◆ **Task to carry out**
All entries below are to be set down again, identical to the source.

[Begin]

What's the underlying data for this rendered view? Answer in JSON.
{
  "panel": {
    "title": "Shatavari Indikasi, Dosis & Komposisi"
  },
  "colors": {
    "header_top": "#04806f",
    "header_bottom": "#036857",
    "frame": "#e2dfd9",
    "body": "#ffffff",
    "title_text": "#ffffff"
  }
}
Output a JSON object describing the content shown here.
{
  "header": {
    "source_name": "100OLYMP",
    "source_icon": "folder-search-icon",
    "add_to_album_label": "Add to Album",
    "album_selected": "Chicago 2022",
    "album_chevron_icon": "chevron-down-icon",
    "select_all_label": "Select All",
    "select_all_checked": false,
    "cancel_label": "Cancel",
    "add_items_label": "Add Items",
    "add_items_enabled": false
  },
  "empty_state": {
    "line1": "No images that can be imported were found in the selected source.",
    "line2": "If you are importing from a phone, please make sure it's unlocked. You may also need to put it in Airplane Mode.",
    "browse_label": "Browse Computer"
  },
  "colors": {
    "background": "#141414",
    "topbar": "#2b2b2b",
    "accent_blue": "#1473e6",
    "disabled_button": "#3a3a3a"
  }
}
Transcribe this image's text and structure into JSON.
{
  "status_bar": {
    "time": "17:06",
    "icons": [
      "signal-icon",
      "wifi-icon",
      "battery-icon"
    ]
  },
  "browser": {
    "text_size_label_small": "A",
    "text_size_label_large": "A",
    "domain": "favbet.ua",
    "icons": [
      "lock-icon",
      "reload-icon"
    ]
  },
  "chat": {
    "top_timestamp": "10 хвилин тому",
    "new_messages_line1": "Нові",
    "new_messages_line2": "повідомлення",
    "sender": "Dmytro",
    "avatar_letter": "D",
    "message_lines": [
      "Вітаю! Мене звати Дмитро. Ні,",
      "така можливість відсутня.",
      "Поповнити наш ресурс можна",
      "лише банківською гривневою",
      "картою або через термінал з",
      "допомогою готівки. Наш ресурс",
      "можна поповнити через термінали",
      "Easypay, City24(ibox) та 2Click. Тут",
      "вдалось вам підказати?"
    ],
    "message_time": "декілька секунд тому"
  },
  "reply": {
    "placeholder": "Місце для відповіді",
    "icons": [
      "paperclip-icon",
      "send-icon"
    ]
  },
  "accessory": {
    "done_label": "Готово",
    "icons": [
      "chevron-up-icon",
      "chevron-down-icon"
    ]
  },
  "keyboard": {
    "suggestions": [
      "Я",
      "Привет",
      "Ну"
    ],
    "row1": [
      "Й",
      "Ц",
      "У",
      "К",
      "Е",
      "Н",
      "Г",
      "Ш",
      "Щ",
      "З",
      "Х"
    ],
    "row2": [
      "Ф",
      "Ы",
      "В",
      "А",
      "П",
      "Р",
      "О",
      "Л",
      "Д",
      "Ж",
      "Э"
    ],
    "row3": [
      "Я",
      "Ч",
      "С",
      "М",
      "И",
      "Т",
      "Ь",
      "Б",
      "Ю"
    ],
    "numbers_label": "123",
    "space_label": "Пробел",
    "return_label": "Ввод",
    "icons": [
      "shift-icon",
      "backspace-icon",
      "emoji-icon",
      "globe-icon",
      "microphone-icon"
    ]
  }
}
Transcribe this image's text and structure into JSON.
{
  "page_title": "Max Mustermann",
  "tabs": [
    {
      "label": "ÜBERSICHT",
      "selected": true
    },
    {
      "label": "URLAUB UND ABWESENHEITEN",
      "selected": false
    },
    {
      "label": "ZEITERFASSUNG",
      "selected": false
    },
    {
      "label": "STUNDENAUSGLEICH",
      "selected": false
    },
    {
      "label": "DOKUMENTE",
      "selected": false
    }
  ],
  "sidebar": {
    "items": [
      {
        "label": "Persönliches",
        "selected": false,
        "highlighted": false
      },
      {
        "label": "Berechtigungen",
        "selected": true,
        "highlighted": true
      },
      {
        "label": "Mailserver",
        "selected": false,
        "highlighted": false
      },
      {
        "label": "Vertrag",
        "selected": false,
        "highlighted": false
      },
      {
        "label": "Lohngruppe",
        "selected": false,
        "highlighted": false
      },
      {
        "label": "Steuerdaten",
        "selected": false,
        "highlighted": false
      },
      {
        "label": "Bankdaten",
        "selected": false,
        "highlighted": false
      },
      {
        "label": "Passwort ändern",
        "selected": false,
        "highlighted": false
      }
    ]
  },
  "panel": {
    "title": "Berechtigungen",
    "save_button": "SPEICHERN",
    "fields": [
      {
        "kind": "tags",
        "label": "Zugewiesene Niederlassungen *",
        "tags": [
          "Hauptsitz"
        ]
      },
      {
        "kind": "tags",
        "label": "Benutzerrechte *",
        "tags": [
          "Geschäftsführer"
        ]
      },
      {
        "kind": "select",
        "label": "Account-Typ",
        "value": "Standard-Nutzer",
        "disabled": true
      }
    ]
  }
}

[End]

◆ **Output for this task**
What's the underlying data for this rendered view? Answer in JSON.
{
  "panel": {
    "title": "Shatavari Indikasi, Dosis & Komposisi"
  },
  "colors": {
    "header_top": "#04806f",
    "header_bottom": "#036857",
    "frame": "#e2dfd9",
    "body": "#ffffff",
    "title_text": "#ffffff"
  }
}
Output a JSON object describing the content shown here.
{
  "header": {
    "source_name": "100OLYMP",
    "source_icon": "folder-search-icon",
    "add_to_album_label": "Add to Album",
    "album_selected": "Chicago 2022",
    "album_chevron_icon": "chevron-down-icon",
    "select_all_label": "Select All",
    "select_all_checked": false,
    "cancel_label": "Cancel",
    "add_items_label": "Add Items",
    "add_items_enabled": false
  },
  "empty_state": {
    "line1": "No images that can be imported were found in the selected source.",
    "line2": "If you are importing from a phone, please make sure it's unlocked. You may also need to put it in Airplane Mode.",
    "browse_label": "Browse Computer"
  },
  "colors": {
    "background": "#141414",
    "topbar": "#2b2b2b",
    "accent_blue": "#1473e6",
    "disabled_button": "#3a3a3a"
  }
}
Transcribe this image's text and structure into JSON.
{
  "status_bar": {
    "time": "17:06",
    "icons": [
      "signal-icon",
      "wifi-icon",
      "battery-icon"
    ]
  },
  "browser": {
    "text_size_label_small": "A",
    "text_size_label_large": "A",
    "domain": "favbet.ua",
    "icons": [
      "lock-icon",
      "reload-icon"
    ]
  },
  "chat": {
    "top_timestamp": "10 хвилин тому",
    "new_messages_line1": "Нові",
    "new_messages_line2": "повідомлення",
    "sender": "Dmytro",
    "avatar_letter": "D",
    "message_lines": [
      "Вітаю! Мене звати Дмитро. Ні,",
      "така можливість відсутня.",
      "Поповнити наш ресурс можна",
      "лише банківською гривневою",
      "картою або через термінал з",
      "допомогою готівки. Наш ресурс",
      "можна поповнити через термінали",
      "Easypay, City24(ibox) та 2Click. Тут",
      "вдалось вам підказати?"
    ],
    "message_time": "декілька секунд тому"
  },
  "reply": {
    "placeholder": "Місце для відповіді",
    "icons": [
      "paperclip-icon",
      "send-icon"
    ]
  },
  "accessory": {
    "done_label": "Готово",
    "icons": [
      "chevron-up-icon",
      "chevron-down-icon"
    ]
  },
  "keyboard": {
    "suggestions": [
      "Я",
      "Привет",
      "Ну"
    ],
    "row1": [
      "Й",
      "Ц",
      "У",
      "К",
      "Е",
      "Н",
      "Г",
      "Ш",
      "Щ",
      "З",
      "Х"
    ],
    "row2": [
      "Ф",
      "Ы",
      "В",
      "А",
      "П",
      "Р",
      "О",
      "Л",
      "Д",
      "Ж",
      "Э"
    ],
    "row3": [
      "Я",
      "Ч",
      "С",
      "М",
      "И",
      "Т",
      "Ь",
      "Б",
      "Ю"
    ],
    "numbers_label": "123",
    "space_label": "Пробел",
    "return_label": "Ввод",
    "icons": [
      "shift-icon",
      "backspace-icon",
      "emoji-icon",
      "globe-icon",
      "microphone-icon"
    ]
  }
}
Transcribe this image's text and structure into JSON.
{
  "page_title": "Max Mustermann",
  "tabs": [
    {
      "label": "ÜBERSICHT",
      "selected": true
    },
    {
      "label": "URLAUB UND ABWESENHEITEN",
      "selected": false
    },
    {
      "label": "ZEITERFASSUNG",
      "selected": false
    },
    {
      "label": "STUNDENAUSGLEICH",
      "selected": false
    },
    {
      "label": "DOKUMENTE",
      "selected": false
    }
  ],
  "sidebar": {
    "items": [
      {
        "label": "Persönliches",
        "selected": false,
        "highlighted": false
      },
      {
        "label": "Berechtigungen",
        "selected": true,
        "highlighted": true
      },
      {
        "label": "Mailserver",
        "selected": false,
        "highlighted": false
      },
      {
        "label": "Vertrag",
        "selected": false,
        "highlighted": false
      },
      {
        "label": "Lohngruppe",
        "selected": false,
        "highlighted": false
      },
      {
        "label": "Steuerdaten",
        "selected": false,
        "highlighted": false
      },
      {
        "label": "Bankdaten",
        "selected": false,
        "highlighted": false
      },
      {
        "label": "Passwort ändern",
        "selected": false,
        "highlighted": false
      }
    ]
  },
  "panel": {
    "title": "Berechtigungen",
    "save_button": "SPEICHERN",
    "fields": [
      {
        "kind": "tags",
        "label": "Zugewiesene Niederlassungen *",
        "tags": [
          "Hauptsitz"
        ]
      },
      {
        "kind": "tags",
        "label": "Benutzerrechte *",
        "tags": [
          "Geschäftsführer"
        ]
      },
      {
        "kind": "select",
        "label": "Account-Typ",
        "value": "Standard-Nutzer",
        "disabled": true
      }
    ]
  }
}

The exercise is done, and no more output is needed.